Copy all the data exactly, except the pictures.

Extracted entries:
___
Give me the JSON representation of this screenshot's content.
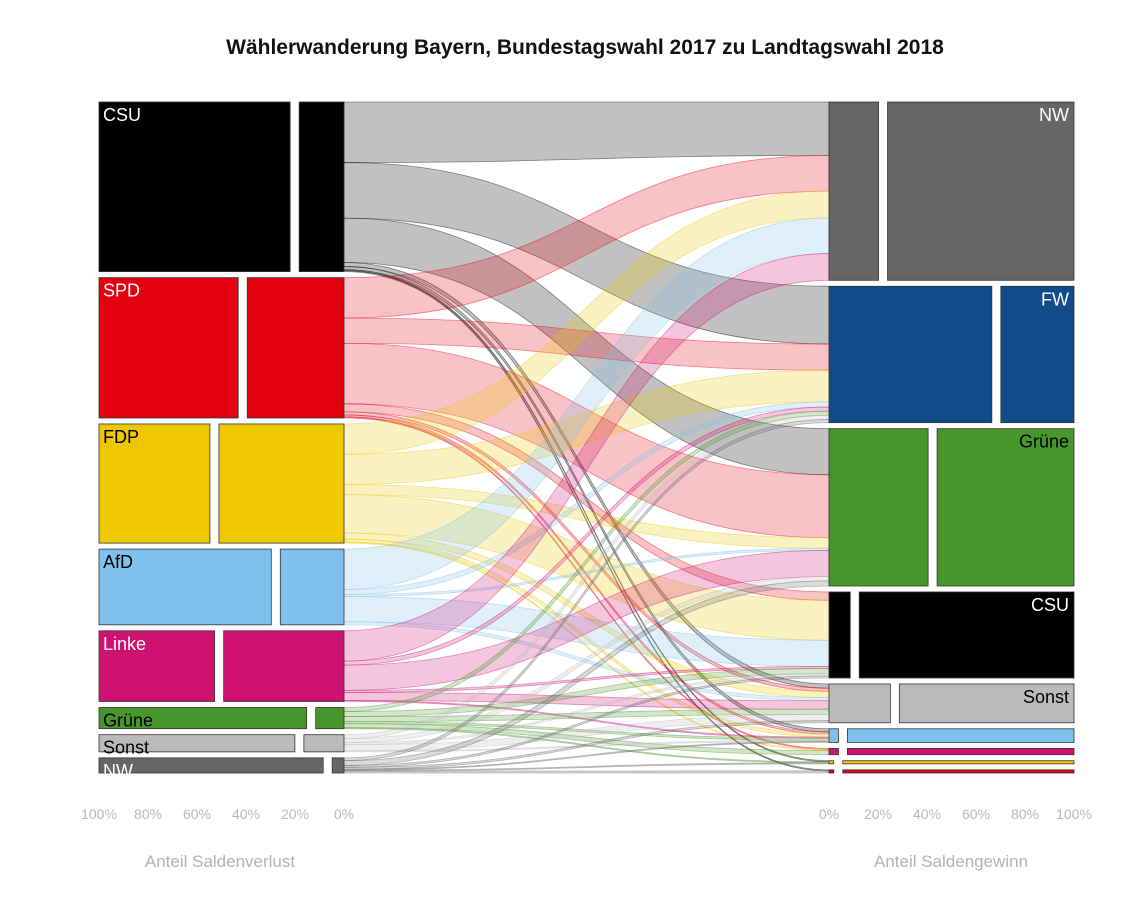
{
  "chart_data": {
    "type": "alluvial",
    "title": "Wählerwanderung Bayern, Bundestagswahl 2017 zu Landtagswahl 2018",
    "left_axis": {
      "label": "Anteil Saldenverlust",
      "ticks": [
        "100%",
        "80%",
        "60%",
        "40%",
        "20%",
        "0%"
      ]
    },
    "right_axis": {
      "label": "Anteil Saldengewinn",
      "ticks": [
        "0%",
        "20%",
        "40%",
        "60%",
        "80%",
        "100%"
      ]
    },
    "sources": [
      {
        "name": "CSU",
        "label": "CSU",
        "color": "#000000",
        "label_color": "#ffffff",
        "weight": 168,
        "share_to_nw": 0.19
      },
      {
        "name": "SPD",
        "label": "SPD",
        "color": "#e3000f",
        "label_color": "#ffffff",
        "weight": 139,
        "share_to_nw": 0.41
      },
      {
        "name": "FDP",
        "label": "FDP",
        "color": "#f0c800",
        "label_color": "#000000",
        "weight": 118,
        "share_to_nw": 0.53
      },
      {
        "name": "AfD",
        "label": "AfD",
        "color": "#7fc1ec",
        "label_color": "#000000",
        "weight": 75,
        "share_to_nw": 0.27
      },
      {
        "name": "Linke",
        "label": "Linke",
        "color": "#cf1170",
        "label_color": "#ffffff",
        "weight": 70,
        "share_to_nw": 0.51
      },
      {
        "name": "Grüne",
        "label": "Grüne",
        "color": "#46962b",
        "label_color": "#000000",
        "weight": 21,
        "share_to_nw": 0.12
      },
      {
        "name": "Sonst",
        "label": "Sonst",
        "color": "#bbbbbb",
        "label_color": "#000000",
        "weight": 17,
        "share_to_nw": 0.17
      },
      {
        "name": "NW",
        "label": "NW",
        "color": "#666666",
        "label_color": "#ffffff",
        "weight": 15,
        "share_to_nw": 0.05
      }
    ],
    "targets": [
      {
        "name": "NW",
        "label": "NW",
        "color": "#666666",
        "label_color": "#ffffff",
        "weight": 170,
        "share_from_nw": 0.21
      },
      {
        "name": "FW",
        "label": "FW",
        "color": "#124b89",
        "label_color": "#ffffff",
        "weight": 130,
        "share_from_nw": 0.69
      },
      {
        "name": "Grüne",
        "label": "Grüne",
        "color": "#46962b",
        "label_color": "#000000",
        "weight": 150,
        "share_from_nw": 0.42
      },
      {
        "name": "CSU",
        "label": "CSU",
        "color": "#000000",
        "label_color": "#ffffff",
        "weight": 82,
        "share_from_nw": 0.09
      },
      {
        "name": "Sonst",
        "label": "Sonst",
        "color": "#bbbbbb",
        "label_color": "#000000",
        "weight": 37,
        "share_from_nw": 0.26
      },
      {
        "name": "AfD",
        "label": "",
        "color": "#7fc1ec",
        "label_color": "#000000",
        "weight": 13,
        "share_from_nw": 0.04
      },
      {
        "name": "Linke",
        "label": "",
        "color": "#cf1170",
        "label_color": "#000000",
        "weight": 6,
        "share_from_nw": 0.04
      },
      {
        "name": "FDP",
        "label": "",
        "color": "#f0c800",
        "label_color": "#000000",
        "weight": 3,
        "share_from_nw": 0.02
      },
      {
        "name": "SPD",
        "label": "",
        "color": "#e3000f",
        "label_color": "#000000",
        "weight": 3,
        "share_from_nw": 0.02
      }
    ],
    "flows": [
      {
        "from": "CSU",
        "to": "NW",
        "value": 60
      },
      {
        "from": "CSU",
        "to": "FW",
        "value": 55
      },
      {
        "from": "CSU",
        "to": "Grüne",
        "value": 44
      },
      {
        "from": "CSU",
        "to": "Sonst",
        "value": 4
      },
      {
        "from": "CSU",
        "to": "AfD",
        "value": 3
      },
      {
        "from": "CSU",
        "to": "FDP",
        "value": 1
      },
      {
        "from": "CSU",
        "to": "SPD",
        "value": 1
      },
      {
        "from": "SPD",
        "to": "NW",
        "value": 40
      },
      {
        "from": "SPD",
        "to": "FW",
        "value": 25
      },
      {
        "from": "SPD",
        "to": "Grüne",
        "value": 60
      },
      {
        "from": "SPD",
        "to": "CSU",
        "value": 8
      },
      {
        "from": "SPD",
        "to": "Sonst",
        "value": 3
      },
      {
        "from": "SPD",
        "to": "AfD",
        "value": 2
      },
      {
        "from": "SPD",
        "to": "Linke",
        "value": 1
      },
      {
        "from": "FDP",
        "to": "NW",
        "value": 30
      },
      {
        "from": "FDP",
        "to": "FW",
        "value": 30
      },
      {
        "from": "FDP",
        "to": "CSU",
        "value": 38
      },
      {
        "from": "FDP",
        "to": "Grüne",
        "value": 10
      },
      {
        "from": "FDP",
        "to": "Sonst",
        "value": 6
      },
      {
        "from": "FDP",
        "to": "AfD",
        "value": 3
      },
      {
        "from": "FDP",
        "to": "Linke",
        "value": 1
      },
      {
        "from": "AfD",
        "to": "NW",
        "value": 40
      },
      {
        "from": "AfD",
        "to": "CSU",
        "value": 25
      },
      {
        "from": "AfD",
        "to": "FW",
        "value": 5
      },
      {
        "from": "AfD",
        "to": "Sonst",
        "value": 3
      },
      {
        "from": "AfD",
        "to": "Grüne",
        "value": 2
      },
      {
        "from": "Linke",
        "to": "NW",
        "value": 30
      },
      {
        "from": "Linke",
        "to": "Grüne",
        "value": 25
      },
      {
        "from": "Linke",
        "to": "Sonst",
        "value": 8
      },
      {
        "from": "Linke",
        "to": "FW",
        "value": 4
      },
      {
        "from": "Linke",
        "to": "CSU",
        "value": 2
      },
      {
        "from": "Linke",
        "to": "AfD",
        "value": 1
      },
      {
        "from": "Grüne",
        "to": "CSU",
        "value": 5
      },
      {
        "from": "Grüne",
        "to": "FW",
        "value": 4
      },
      {
        "from": "Grüne",
        "to": "Sonst",
        "value": 5
      },
      {
        "from": "Grüne",
        "to": "Linke",
        "value": 4
      },
      {
        "from": "Grüne",
        "to": "AfD",
        "value": 2
      },
      {
        "from": "Grüne",
        "to": "FDP",
        "value": 1
      },
      {
        "from": "Sonst",
        "to": "Sonst",
        "value": 6
      },
      {
        "from": "Sonst",
        "to": "FW",
        "value": 4
      },
      {
        "from": "Sonst",
        "to": "Grüne",
        "value": 4
      },
      {
        "from": "Sonst",
        "to": "CSU",
        "value": 2
      },
      {
        "from": "Sonst",
        "to": "AfD",
        "value": 1
      },
      {
        "from": "NW",
        "to": "FW",
        "value": 3
      },
      {
        "from": "NW",
        "to": "Grüne",
        "value": 5
      },
      {
        "from": "NW",
        "to": "CSU",
        "value": 2
      },
      {
        "from": "NW",
        "to": "Sonst",
        "value": 2
      },
      {
        "from": "NW",
        "to": "AfD",
        "value": 1
      },
      {
        "from": "NW",
        "to": "FDP",
        "value": 1
      },
      {
        "from": "NW",
        "to": "SPD",
        "value": 2
      }
    ]
  }
}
___
Result:
Give me the JSON representation of this screenshot's content.
{
  "chart_data": {
    "type": "alluvial",
    "title": "Wählerwanderung Bayern, Bundestagswahl 2017 zu Landtagswahl 2018",
    "left_axis": {
      "label": "Anteil Saldenverlust",
      "ticks": [
        "100%",
        "80%",
        "60%",
        "40%",
        "20%",
        "0%"
      ]
    },
    "right_axis": {
      "label": "Anteil Saldengewinn",
      "ticks": [
        "0%",
        "20%",
        "40%",
        "60%",
        "80%",
        "100%"
      ]
    },
    "sources": [
      {
        "name": "CSU",
        "label": "CSU",
        "color": "#000000",
        "label_color": "#ffffff",
        "weight": 168,
        "share_to_nw": 0.19
      },
      {
        "name": "SPD",
        "label": "SPD",
        "color": "#e3000f",
        "label_color": "#ffffff",
        "weight": 139,
        "share_to_nw": 0.41
      },
      {
        "name": "FDP",
        "label": "FDP",
        "color": "#f0c800",
        "label_color": "#000000",
        "weight": 118,
        "share_to_nw": 0.53
      },
      {
        "name": "AfD",
        "label": "AfD",
        "color": "#7fc1ec",
        "label_color": "#000000",
        "weight": 75,
        "share_to_nw": 0.27
      },
      {
        "name": "Linke",
        "label": "Linke",
        "color": "#cf1170",
        "label_color": "#ffffff",
        "weight": 70,
        "share_to_nw": 0.51
      },
      {
        "name": "Grüne",
        "label": "Grüne",
        "color": "#46962b",
        "label_color": "#000000",
        "weight": 21,
        "share_to_nw": 0.12
      },
      {
        "name": "Sonst",
        "label": "Sonst",
        "color": "#bbbbbb",
        "label_color": "#000000",
        "weight": 17,
        "share_to_nw": 0.17
      },
      {
        "name": "NW",
        "label": "NW",
        "color": "#666666",
        "label_color": "#ffffff",
        "weight": 15,
        "share_to_nw": 0.05
      }
    ],
    "targets": [
      {
        "name": "NW",
        "label": "NW",
        "color": "#666666",
        "label_color": "#ffffff",
        "weight": 170,
        "share_from_nw": 0.21
      },
      {
        "name": "FW",
        "label": "FW",
        "color": "#124b89",
        "label_color": "#ffffff",
        "weight": 130,
        "share_from_nw": 0.69
      },
      {
        "name": "Grüne",
        "label": "Grüne",
        "color": "#46962b",
        "label_color": "#000000",
        "weight": 150,
        "share_from_nw": 0.42
      },
      {
        "name": "CSU",
        "label": "CSU",
        "color": "#000000",
        "label_color": "#ffffff",
        "weight": 82,
        "share_from_nw": 0.09
      },
      {
        "name": "Sonst",
        "label": "Sonst",
        "color": "#bbbbbb",
        "label_color": "#000000",
        "weight": 37,
        "share_from_nw": 0.26
      },
      {
        "name": "AfD",
        "label": "",
        "color": "#7fc1ec",
        "label_color": "#000000",
        "weight": 13,
        "share_from_nw": 0.04
      },
      {
        "name": "Linke",
        "label": "",
        "color": "#cf1170",
        "label_color": "#000000",
        "weight": 6,
        "share_from_nw": 0.04
      },
      {
        "name": "FDP",
        "label": "",
        "color": "#f0c800",
        "label_color": "#000000",
        "weight": 3,
        "share_from_nw": 0.02
      },
      {
        "name": "SPD",
        "label": "",
        "color": "#e3000f",
        "label_color": "#000000",
        "weight": 3,
        "share_from_nw": 0.02
      }
    ],
    "flows": [
      {
        "from": "CSU",
        "to": "NW",
        "value": 60
      },
      {
        "from": "CSU",
        "to": "FW",
        "value": 55
      },
      {
        "from": "CSU",
        "to": "Grüne",
        "value": 44
      },
      {
        "from": "CSU",
        "to": "Sonst",
        "value": 4
      },
      {
        "from": "CSU",
        "to": "AfD",
        "value": 3
      },
      {
        "from": "CSU",
        "to": "FDP",
        "value": 1
      },
      {
        "from": "CSU",
        "to": "SPD",
        "value": 1
      },
      {
        "from": "SPD",
        "to": "NW",
        "value": 40
      },
      {
        "from": "SPD",
        "to": "FW",
        "value": 25
      },
      {
        "from": "SPD",
        "to": "Grüne",
        "value": 60
      },
      {
        "from": "SPD",
        "to": "CSU",
        "value": 8
      },
      {
        "from": "SPD",
        "to": "Sonst",
        "value": 3
      },
      {
        "from": "SPD",
        "to": "AfD",
        "value": 2
      },
      {
        "from": "SPD",
        "to": "Linke",
        "value": 1
      },
      {
        "from": "FDP",
        "to": "NW",
        "value": 30
      },
      {
        "from": "FDP",
        "to": "FW",
        "value": 30
      },
      {
        "from": "FDP",
        "to": "CSU",
        "value": 38
      },
      {
        "from": "FDP",
        "to": "Grüne",
        "value": 10
      },
      {
        "from": "FDP",
        "to": "Sonst",
        "value": 6
      },
      {
        "from": "FDP",
        "to": "AfD",
        "value": 3
      },
      {
        "from": "FDP",
        "to": "Linke",
        "value": 1
      },
      {
        "from": "AfD",
        "to": "NW",
        "value": 40
      },
      {
        "from": "AfD",
        "to": "CSU",
        "value": 25
      },
      {
        "from": "AfD",
        "to": "FW",
        "value": 5
      },
      {
        "from": "AfD",
        "to": "Sonst",
        "value": 3
      },
      {
        "from": "AfD",
        "to": "Grüne",
        "value": 2
      },
      {
        "from": "Linke",
        "to": "NW",
        "value": 30
      },
      {
        "from": "Linke",
        "to": "Grüne",
        "value": 25
      },
      {
        "from": "Linke",
        "to": "Sonst",
        "value": 8
      },
      {
        "from": "Linke",
        "to": "FW",
        "value": 4
      },
      {
        "from": "Linke",
        "to": "CSU",
        "value": 2
      },
      {
        "from": "Linke",
        "to": "AfD",
        "value": 1
      },
      {
        "from": "Grüne",
        "to": "CSU",
        "value": 5
      },
      {
        "from": "Grüne",
        "to": "FW",
        "value": 4
      },
      {
        "from": "Grüne",
        "to": "Sonst",
        "value": 5
      },
      {
        "from": "Grüne",
        "to": "Linke",
        "value": 4
      },
      {
        "from": "Grüne",
        "to": "AfD",
        "value": 2
      },
      {
        "from": "Grüne",
        "to": "FDP",
        "value": 1
      },
      {
        "from": "Sonst",
        "to": "Sonst",
        "value": 6
      },
      {
        "from": "Sonst",
        "to": "FW",
        "value": 4
      },
      {
        "from": "Sonst",
        "to": "Grüne",
        "value": 4
      },
      {
        "from": "Sonst",
        "to": "CSU",
        "value": 2
      },
      {
        "from": "Sonst",
        "to": "AfD",
        "value": 1
      },
      {
        "from": "NW",
        "to": "FW",
        "value": 3
      },
      {
        "from": "NW",
        "to": "Grüne",
        "value": 5
      },
      {
        "from": "NW",
        "to": "CSU",
        "value": 2
      },
      {
        "from": "NW",
        "to": "Sonst",
        "value": 2
      },
      {
        "from": "NW",
        "to": "AfD",
        "value": 1
      },
      {
        "from": "NW",
        "to": "FDP",
        "value": 1
      },
      {
        "from": "NW",
        "to": "SPD",
        "value": 2
      }
    ]
  }
}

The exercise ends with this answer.